→ **DATA ROWS**:
========

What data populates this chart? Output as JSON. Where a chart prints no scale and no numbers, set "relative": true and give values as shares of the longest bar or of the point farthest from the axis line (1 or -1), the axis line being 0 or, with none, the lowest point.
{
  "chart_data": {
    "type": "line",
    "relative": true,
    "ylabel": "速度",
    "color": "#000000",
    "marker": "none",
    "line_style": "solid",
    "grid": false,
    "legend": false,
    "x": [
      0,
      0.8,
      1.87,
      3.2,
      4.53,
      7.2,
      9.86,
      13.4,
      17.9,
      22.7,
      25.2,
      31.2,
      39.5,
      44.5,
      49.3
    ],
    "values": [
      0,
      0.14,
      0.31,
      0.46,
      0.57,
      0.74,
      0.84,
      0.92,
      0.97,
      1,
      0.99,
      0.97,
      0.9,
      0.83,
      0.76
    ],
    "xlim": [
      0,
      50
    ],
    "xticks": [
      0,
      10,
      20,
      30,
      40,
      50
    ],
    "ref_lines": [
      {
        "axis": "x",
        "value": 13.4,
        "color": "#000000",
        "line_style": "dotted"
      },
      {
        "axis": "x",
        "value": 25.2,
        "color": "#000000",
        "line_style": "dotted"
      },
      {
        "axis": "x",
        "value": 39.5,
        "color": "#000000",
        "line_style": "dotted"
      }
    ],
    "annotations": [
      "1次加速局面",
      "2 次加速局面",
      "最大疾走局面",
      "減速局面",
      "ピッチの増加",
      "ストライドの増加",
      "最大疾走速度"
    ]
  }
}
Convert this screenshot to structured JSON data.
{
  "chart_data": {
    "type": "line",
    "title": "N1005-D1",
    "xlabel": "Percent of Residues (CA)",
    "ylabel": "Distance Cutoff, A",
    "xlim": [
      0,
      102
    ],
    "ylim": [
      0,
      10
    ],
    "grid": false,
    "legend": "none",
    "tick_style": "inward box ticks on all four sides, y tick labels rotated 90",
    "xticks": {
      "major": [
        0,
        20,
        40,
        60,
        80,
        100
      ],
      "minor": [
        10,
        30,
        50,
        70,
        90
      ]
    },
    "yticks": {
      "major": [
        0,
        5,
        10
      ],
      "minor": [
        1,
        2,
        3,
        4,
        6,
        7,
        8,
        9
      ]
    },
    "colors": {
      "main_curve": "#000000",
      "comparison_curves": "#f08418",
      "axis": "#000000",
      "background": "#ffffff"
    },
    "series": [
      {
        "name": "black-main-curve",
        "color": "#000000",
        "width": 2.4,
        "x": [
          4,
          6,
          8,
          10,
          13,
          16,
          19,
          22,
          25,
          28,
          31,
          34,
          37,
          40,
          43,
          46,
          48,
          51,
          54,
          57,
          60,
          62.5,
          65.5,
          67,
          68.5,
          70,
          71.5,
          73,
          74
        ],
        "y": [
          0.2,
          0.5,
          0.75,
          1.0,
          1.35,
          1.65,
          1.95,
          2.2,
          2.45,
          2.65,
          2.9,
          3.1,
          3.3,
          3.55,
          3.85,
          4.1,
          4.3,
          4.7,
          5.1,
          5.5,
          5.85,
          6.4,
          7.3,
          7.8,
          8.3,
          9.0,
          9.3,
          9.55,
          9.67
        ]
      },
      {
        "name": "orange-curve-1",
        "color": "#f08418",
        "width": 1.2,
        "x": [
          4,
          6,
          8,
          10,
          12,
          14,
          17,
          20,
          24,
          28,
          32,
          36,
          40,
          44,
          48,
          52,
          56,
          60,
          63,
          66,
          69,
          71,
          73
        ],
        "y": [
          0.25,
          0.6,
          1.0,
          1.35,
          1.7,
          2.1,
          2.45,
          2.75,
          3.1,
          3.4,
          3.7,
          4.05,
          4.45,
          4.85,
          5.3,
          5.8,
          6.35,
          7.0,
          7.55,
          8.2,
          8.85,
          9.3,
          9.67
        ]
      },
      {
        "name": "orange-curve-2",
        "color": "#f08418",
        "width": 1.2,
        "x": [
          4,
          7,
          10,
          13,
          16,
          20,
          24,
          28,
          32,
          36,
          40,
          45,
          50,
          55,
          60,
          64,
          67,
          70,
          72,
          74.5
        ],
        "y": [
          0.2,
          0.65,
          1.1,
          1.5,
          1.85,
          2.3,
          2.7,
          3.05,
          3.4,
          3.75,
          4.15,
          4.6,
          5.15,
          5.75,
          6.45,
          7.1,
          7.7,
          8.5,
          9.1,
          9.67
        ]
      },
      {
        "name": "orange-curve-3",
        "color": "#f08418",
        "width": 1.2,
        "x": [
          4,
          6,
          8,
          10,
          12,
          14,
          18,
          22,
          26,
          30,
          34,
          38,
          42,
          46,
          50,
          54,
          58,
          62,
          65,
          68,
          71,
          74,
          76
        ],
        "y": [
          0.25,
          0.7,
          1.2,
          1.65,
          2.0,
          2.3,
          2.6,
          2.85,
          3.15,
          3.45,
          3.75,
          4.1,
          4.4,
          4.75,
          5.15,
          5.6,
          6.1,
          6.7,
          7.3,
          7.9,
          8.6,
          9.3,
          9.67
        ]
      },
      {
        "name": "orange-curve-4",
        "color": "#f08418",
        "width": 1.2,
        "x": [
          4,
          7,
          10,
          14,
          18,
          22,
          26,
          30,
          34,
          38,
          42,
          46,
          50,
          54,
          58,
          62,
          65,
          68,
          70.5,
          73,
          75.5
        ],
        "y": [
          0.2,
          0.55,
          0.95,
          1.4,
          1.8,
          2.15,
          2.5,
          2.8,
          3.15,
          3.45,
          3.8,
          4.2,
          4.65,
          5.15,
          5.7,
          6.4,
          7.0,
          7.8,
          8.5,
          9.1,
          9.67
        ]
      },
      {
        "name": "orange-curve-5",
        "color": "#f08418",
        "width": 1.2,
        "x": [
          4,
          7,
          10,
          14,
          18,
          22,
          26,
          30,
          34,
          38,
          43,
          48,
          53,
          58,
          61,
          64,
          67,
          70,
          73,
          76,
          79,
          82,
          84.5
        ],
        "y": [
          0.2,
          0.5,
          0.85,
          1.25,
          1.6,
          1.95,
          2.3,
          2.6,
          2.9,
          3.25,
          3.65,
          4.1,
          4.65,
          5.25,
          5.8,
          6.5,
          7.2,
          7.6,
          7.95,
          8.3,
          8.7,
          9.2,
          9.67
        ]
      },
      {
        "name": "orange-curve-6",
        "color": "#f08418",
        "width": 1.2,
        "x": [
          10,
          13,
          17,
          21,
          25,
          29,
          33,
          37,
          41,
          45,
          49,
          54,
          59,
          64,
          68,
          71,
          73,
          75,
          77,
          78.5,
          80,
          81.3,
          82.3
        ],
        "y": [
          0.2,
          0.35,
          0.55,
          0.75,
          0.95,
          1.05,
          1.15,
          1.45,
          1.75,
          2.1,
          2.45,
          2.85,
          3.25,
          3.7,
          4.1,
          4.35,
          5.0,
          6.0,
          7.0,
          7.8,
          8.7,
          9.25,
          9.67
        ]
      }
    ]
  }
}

========

→ **EXERCISE INSTRUCTIONS**: Find the lines containing "orange" and pull them out.

→ **WRITTEN SOLUTION**:
        "name": "orange-curve-1",
        "name": "orange-curve-2",
        "name": "orange-curve-3",
        "name": "orange-curve-4",
        "name": "orange-curve-5",
        "name": "orange-curve-6",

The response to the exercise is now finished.